__What this task involves__. An exact copy of every record is needed.

__Data excerpts__.
----------
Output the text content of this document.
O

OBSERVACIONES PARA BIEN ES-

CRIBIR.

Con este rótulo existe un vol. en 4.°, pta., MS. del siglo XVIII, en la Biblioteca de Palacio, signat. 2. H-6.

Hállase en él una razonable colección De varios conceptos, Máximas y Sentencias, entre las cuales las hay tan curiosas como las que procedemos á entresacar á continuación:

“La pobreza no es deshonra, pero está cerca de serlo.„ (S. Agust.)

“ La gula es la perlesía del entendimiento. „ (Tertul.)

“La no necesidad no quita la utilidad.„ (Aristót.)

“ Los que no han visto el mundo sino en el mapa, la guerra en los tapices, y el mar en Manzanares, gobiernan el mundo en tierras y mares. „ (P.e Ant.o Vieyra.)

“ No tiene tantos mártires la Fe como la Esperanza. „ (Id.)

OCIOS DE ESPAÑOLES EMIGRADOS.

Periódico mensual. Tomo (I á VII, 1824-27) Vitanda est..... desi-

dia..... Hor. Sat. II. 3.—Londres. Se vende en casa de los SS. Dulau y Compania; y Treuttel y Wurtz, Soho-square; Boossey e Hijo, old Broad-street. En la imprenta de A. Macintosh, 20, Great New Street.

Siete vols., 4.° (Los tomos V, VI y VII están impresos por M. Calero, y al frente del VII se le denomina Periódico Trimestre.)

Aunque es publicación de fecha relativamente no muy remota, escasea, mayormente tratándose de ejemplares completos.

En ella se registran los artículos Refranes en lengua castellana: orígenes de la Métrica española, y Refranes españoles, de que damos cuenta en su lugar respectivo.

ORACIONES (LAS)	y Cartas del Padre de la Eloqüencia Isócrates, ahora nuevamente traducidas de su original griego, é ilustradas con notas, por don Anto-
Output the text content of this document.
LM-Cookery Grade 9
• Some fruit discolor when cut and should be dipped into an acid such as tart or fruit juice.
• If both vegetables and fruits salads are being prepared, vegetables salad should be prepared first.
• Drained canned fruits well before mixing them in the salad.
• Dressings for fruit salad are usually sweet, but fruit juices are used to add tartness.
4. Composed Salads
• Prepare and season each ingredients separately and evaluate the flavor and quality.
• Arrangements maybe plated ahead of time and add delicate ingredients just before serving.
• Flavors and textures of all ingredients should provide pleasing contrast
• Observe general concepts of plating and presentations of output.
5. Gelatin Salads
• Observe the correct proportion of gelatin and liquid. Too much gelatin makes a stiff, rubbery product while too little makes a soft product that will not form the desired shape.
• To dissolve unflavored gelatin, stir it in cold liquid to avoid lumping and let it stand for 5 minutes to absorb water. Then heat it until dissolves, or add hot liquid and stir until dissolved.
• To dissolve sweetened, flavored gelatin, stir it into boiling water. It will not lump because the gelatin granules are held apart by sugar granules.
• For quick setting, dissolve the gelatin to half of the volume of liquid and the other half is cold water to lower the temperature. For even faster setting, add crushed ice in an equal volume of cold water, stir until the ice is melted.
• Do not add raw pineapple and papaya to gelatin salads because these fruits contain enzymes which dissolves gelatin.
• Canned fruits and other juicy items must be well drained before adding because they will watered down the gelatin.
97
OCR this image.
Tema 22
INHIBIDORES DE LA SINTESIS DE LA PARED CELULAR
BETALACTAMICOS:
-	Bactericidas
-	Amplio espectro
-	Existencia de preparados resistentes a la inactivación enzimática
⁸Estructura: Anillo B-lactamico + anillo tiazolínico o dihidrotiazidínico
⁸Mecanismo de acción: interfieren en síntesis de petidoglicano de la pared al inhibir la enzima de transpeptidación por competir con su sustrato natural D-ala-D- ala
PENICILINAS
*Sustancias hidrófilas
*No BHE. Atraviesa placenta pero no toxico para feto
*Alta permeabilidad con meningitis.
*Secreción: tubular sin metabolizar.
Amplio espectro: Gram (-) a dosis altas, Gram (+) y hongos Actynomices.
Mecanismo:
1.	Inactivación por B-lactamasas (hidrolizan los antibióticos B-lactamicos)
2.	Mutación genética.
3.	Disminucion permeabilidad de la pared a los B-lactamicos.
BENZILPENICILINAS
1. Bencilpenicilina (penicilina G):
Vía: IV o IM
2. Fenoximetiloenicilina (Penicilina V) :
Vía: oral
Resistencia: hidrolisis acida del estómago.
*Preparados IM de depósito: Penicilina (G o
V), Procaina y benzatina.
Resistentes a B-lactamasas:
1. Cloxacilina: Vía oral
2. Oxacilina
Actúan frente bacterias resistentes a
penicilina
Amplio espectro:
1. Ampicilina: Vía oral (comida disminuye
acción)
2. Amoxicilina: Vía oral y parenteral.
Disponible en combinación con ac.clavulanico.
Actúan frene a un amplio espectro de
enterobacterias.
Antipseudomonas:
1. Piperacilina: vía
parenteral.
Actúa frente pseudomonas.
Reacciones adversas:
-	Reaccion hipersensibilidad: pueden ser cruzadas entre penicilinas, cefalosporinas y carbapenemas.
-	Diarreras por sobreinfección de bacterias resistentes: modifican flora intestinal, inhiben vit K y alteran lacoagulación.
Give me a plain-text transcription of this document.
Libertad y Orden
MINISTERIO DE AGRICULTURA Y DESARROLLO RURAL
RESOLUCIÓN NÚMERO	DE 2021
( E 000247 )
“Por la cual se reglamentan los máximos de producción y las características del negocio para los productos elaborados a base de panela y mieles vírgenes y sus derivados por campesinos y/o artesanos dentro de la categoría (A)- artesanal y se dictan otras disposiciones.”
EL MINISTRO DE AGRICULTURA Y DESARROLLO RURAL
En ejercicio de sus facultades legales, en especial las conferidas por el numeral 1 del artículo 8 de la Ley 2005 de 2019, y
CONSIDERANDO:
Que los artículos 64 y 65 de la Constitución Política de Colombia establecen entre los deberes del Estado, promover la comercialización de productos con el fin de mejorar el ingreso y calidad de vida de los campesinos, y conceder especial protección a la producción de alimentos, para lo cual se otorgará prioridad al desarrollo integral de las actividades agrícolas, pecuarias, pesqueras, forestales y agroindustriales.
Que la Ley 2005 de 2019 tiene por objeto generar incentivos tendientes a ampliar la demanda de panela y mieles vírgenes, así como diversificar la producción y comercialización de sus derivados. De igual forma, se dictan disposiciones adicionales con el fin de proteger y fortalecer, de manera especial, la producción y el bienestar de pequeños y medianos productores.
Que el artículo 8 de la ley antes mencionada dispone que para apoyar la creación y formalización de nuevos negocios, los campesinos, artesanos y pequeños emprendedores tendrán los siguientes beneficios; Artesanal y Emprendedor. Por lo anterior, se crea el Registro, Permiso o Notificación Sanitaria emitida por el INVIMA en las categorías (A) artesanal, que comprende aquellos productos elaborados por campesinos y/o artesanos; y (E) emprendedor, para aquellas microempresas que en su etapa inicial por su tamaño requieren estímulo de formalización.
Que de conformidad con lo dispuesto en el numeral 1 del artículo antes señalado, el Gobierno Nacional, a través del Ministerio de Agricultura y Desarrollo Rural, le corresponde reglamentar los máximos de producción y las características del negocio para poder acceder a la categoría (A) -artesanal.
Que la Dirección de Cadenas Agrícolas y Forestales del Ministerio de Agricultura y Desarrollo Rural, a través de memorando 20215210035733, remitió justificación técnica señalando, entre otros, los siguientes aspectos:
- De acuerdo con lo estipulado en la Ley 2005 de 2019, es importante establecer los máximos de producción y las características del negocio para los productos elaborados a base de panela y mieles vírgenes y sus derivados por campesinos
----------
__Solution__.
Output the text content of this document.
O

OBSERVACIONES PARA BIEN ES-

CRIBIR.

Con este rótulo existe un vol. en 4.°, pta., MS. del siglo XVIII, en la Biblioteca de Palacio, signat. 2. H-6.

Hállase en él una razonable colección De varios conceptos, Máximas y Sentencias, entre las cuales las hay tan curiosas como las que procedemos á entresacar á continuación:

“La pobreza no es deshonra, pero está cerca de serlo.„ (S. Agust.)

“ La gula es la perlesía del entendimiento. „ (Tertul.)

“La no necesidad no quita la utilidad.„ (Aristót.)

“ Los que no han visto el mundo sino en el mapa, la guerra en los tapices, y el mar en Manzanares, gobiernan el mundo en tierras y mares. „ (P.e Ant.o Vieyra.)

“ No tiene tantos mártires la Fe como la Esperanza. „ (Id.)

OCIOS DE ESPAÑOLES EMIGRADOS.

Periódico mensual. Tomo (I á VII, 1824-27) Vitanda est..... desi-

dia..... Hor. Sat. II. 3.—Londres. Se vende en casa de los SS. Dulau y Compania; y Treuttel y Wurtz, Soho-square; Boossey e Hijo, old Broad-street. En la imprenta de A. Macintosh, 20, Great New Street.

Siete vols., 4.° (Los tomos V, VI y VII están impresos por M. Calero, y al frente del VII se le denomina Periódico Trimestre.)

Aunque es publicación de fecha relativamente no muy remota, escasea, mayormente tratándose de ejemplares completos.

En ella se registran los artículos Refranes en lengua castellana: orígenes de la Métrica española, y Refranes españoles, de que damos cuenta en su lugar respectivo.

ORACIONES (LAS)	y Cartas del Padre de la Eloqüencia Isócrates, ahora nuevamente traducidas de su original griego, é ilustradas con notas, por don Anto-
Output the text content of this document.
LM-Cookery Grade 9
• Some fruit discolor when cut and should be dipped into an acid such as tart or fruit juice.
• If both vegetables and fruits salads are being prepared, vegetables salad should be prepared first.
• Drained canned fruits well before mixing them in the salad.
• Dressings for fruit salad are usually sweet, but fruit juices are used to add tartness.
4. Composed Salads
• Prepare and season each ingredients separately and evaluate the flavor and quality.
• Arrangements maybe plated ahead of time and add delicate ingredients just before serving.
• Flavors and textures of all ingredients should provide pleasing contrast
• Observe general concepts of plating and presentations of output.
5. Gelatin Salads
• Observe the correct proportion of gelatin and liquid. Too much gelatin makes a stiff, rubbery product while too little makes a soft product that will not form the desired shape.
• To dissolve unflavored gelatin, stir it in cold liquid to avoid lumping and let it stand for 5 minutes to absorb water. Then heat it until dissolves, or add hot liquid and stir until dissolved.
• To dissolve sweetened, flavored gelatin, stir it into boiling water. It will not lump because the gelatin granules are held apart by sugar granules.
• For quick setting, dissolve the gelatin to half of the volume of liquid and the other half is cold water to lower the temperature. For even faster setting, add crushed ice in an equal volume of cold water, stir until the ice is melted.
• Do not add raw pineapple and papaya to gelatin salads because these fruits contain enzymes which dissolves gelatin.
• Canned fruits and other juicy items must be well drained before adding because they will watered down the gelatin.
97
OCR this image.
Tema 22
INHIBIDORES DE LA SINTESIS DE LA PARED CELULAR
BETALACTAMICOS:
-	Bactericidas
-	Amplio espectro
-	Existencia de preparados resistentes a la inactivación enzimática
⁸Estructura: Anillo B-lactamico + anillo tiazolínico o dihidrotiazidínico
⁸Mecanismo de acción: interfieren en síntesis de petidoglicano de la pared al inhibir la enzima de transpeptidación por competir con su sustrato natural D-ala-D- ala
PENICILINAS
*Sustancias hidrófilas
*No BHE. Atraviesa placenta pero no toxico para feto
*Alta permeabilidad con meningitis.
*Secreción: tubular sin metabolizar.
Amplio espectro: Gram (-) a dosis altas, Gram (+) y hongos Actynomices.
Mecanismo:
1.	Inactivación por B-lactamasas (hidrolizan los antibióticos B-lactamicos)
2.	Mutación genética.
3.	Disminucion permeabilidad de la pared a los B-lactamicos.
BENZILPENICILINAS
1. Bencilpenicilina (penicilina G):
Vía: IV o IM
2. Fenoximetiloenicilina (Penicilina V) :
Vía: oral
Resistencia: hidrolisis acida del estómago.
*Preparados IM de depósito: Penicilina (G o
V), Procaina y benzatina.
Resistentes a B-lactamasas:
1. Cloxacilina: Vía oral
2. Oxacilina
Actúan frente bacterias resistentes a
penicilina
Amplio espectro:
1. Ampicilina: Vía oral (comida disminuye
acción)
2. Amoxicilina: Vía oral y parenteral.
Disponible en combinación con ac.clavulanico.
Actúan frene a un amplio espectro de
enterobacterias.
Antipseudomonas:
1. Piperacilina: vía
parenteral.
Actúa frente pseudomonas.
Reacciones adversas:
-	Reaccion hipersensibilidad: pueden ser cruzadas entre penicilinas, cefalosporinas y carbapenemas.
-	Diarreras por sobreinfección de bacterias resistentes: modifican flora intestinal, inhiben vit K y alteran lacoagulación.
Give me a plain-text transcription of this document.
Libertad y Orden
MINISTERIO DE AGRICULTURA Y DESARROLLO RURAL
RESOLUCIÓN NÚMERO	DE 2021
( E 000247 )
“Por la cual se reglamentan los máximos de producción y las características del negocio para los productos elaborados a base de panela y mieles vírgenes y sus derivados por campesinos y/o artesanos dentro de la categoría (A)- artesanal y se dictan otras disposiciones.”
EL MINISTRO DE AGRICULTURA Y DESARROLLO RURAL
En ejercicio de sus facultades legales, en especial las conferidas por el numeral 1 del artículo 8 de la Ley 2005 de 2019, y
CONSIDERANDO:
Que los artículos 64 y 65 de la Constitución Política de Colombia establecen entre los deberes del Estado, promover la comercialización de productos con el fin de mejorar el ingreso y calidad de vida de los campesinos, y conceder especial protección a la producción de alimentos, para lo cual se otorgará prioridad al desarrollo integral de las actividades agrícolas, pecuarias, pesqueras, forestales y agroindustriales.
Que la Ley 2005 de 2019 tiene por objeto generar incentivos tendientes a ampliar la demanda de panela y mieles vírgenes, así como diversificar la producción y comercialización de sus derivados. De igual forma, se dictan disposiciones adicionales con el fin de proteger y fortalecer, de manera especial, la producción y el bienestar de pequeños y medianos productores.
Que el artículo 8 de la ley antes mencionada dispone que para apoyar la creación y formalización de nuevos negocios, los campesinos, artesanos y pequeños emprendedores tendrán los siguientes beneficios; Artesanal y Emprendedor. Por lo anterior, se crea el Registro, Permiso o Notificación Sanitaria emitida por el INVIMA en las categorías (A) artesanal, que comprende aquellos productos elaborados por campesinos y/o artesanos; y (E) emprendedor, para aquellas microempresas que en su etapa inicial por su tamaño requieren estímulo de formalización.
Que de conformidad con lo dispuesto en el numeral 1 del artículo antes señalado, el Gobierno Nacional, a través del Ministerio de Agricultura y Desarrollo Rural, le corresponde reglamentar los máximos de producción y las características del negocio para poder acceder a la categoría (A) -artesanal.
Que la Dirección de Cadenas Agrícolas y Forestales del Ministerio de Agricultura y Desarrollo Rural, a través de memorando 20215210035733, remitió justificación técnica señalando, entre otros, los siguientes aspectos:
- De acuerdo con lo estipulado en la Ley 2005 de 2019, es importante establecer los máximos de producción y las características del negocio para los productos elaborados a base de panela y mieles vírgenes y sus derivados por campesinos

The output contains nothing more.